* Goal *
Can you pull out each line of the data below that includes the word "JSON"?
** START Rows **
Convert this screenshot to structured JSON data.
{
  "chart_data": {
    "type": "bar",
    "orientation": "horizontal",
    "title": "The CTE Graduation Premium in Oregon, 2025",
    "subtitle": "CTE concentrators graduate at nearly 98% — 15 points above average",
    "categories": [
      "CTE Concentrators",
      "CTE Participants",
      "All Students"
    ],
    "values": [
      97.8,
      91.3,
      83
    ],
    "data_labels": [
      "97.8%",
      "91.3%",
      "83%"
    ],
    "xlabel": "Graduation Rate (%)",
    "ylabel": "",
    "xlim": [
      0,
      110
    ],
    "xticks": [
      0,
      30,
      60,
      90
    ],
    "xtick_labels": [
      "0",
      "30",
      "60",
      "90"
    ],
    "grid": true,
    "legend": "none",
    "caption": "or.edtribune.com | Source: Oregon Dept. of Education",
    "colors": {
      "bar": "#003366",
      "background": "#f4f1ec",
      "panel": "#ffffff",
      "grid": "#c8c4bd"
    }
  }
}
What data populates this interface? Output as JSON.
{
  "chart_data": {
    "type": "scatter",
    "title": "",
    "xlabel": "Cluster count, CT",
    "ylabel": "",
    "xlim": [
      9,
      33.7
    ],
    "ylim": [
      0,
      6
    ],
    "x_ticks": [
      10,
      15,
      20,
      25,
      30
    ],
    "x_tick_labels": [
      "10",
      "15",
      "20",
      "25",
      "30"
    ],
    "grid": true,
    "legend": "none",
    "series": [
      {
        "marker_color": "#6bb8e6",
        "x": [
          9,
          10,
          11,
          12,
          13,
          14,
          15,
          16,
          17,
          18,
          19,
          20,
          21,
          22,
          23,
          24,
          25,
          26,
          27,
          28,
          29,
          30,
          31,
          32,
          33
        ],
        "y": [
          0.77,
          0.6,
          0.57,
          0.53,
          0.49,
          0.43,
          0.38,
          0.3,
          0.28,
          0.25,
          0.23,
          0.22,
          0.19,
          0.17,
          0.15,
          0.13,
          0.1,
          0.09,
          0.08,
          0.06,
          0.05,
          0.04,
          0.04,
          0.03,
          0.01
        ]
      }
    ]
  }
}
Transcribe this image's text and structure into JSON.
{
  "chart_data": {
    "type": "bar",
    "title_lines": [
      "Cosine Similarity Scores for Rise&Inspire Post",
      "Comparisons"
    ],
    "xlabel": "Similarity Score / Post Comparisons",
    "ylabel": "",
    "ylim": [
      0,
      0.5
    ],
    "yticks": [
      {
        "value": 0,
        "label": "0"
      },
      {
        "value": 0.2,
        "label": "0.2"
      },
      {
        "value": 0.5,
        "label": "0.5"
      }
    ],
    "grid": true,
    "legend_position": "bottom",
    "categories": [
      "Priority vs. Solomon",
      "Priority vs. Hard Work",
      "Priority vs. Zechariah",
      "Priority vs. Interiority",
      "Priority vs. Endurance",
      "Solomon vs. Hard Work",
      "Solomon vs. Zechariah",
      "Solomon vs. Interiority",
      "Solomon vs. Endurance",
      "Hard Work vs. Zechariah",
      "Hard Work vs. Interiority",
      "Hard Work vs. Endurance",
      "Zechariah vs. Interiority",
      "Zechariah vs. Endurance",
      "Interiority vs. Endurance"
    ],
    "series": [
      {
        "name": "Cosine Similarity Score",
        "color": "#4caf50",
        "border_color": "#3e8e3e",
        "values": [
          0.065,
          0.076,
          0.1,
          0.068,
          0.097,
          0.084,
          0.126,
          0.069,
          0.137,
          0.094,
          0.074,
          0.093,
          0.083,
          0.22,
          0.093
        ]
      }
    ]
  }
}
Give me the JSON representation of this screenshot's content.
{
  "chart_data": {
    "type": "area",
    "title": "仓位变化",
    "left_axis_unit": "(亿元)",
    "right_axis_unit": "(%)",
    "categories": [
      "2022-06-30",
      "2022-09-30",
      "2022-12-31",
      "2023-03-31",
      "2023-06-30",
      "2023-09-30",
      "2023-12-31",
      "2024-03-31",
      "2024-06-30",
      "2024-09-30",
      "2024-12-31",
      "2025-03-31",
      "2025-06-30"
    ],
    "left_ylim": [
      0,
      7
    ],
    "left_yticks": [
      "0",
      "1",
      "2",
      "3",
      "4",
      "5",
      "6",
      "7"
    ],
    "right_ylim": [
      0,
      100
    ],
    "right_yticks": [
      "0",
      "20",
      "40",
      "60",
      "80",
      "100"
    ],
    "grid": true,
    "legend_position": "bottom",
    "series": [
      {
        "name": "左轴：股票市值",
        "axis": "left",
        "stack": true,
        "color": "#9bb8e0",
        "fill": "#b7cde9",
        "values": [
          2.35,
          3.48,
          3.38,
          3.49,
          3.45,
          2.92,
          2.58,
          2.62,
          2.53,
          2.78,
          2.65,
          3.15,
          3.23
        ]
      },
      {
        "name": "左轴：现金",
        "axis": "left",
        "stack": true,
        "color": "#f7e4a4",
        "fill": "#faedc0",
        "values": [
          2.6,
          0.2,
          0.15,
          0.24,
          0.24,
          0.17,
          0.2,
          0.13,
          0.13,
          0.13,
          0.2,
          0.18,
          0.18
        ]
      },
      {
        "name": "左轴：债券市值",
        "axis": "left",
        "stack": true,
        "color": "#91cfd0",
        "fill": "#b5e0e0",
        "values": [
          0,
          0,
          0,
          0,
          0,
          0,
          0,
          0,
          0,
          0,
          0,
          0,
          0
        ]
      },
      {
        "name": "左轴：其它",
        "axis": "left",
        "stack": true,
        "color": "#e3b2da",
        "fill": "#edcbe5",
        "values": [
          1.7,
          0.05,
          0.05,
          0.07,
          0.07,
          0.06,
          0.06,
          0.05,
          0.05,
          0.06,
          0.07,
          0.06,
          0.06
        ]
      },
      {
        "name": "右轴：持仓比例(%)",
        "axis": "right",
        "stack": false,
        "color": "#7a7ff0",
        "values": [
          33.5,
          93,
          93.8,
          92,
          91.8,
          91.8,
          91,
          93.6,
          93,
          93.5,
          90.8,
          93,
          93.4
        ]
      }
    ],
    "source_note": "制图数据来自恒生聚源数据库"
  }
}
** END Rows **
* The completed task *
Convert this screenshot to structured JSON data.
What data populates this interface? Output as JSON.
Transcribe this image's text and structure into JSON.
Give me the JSON representation of this screenshot's content.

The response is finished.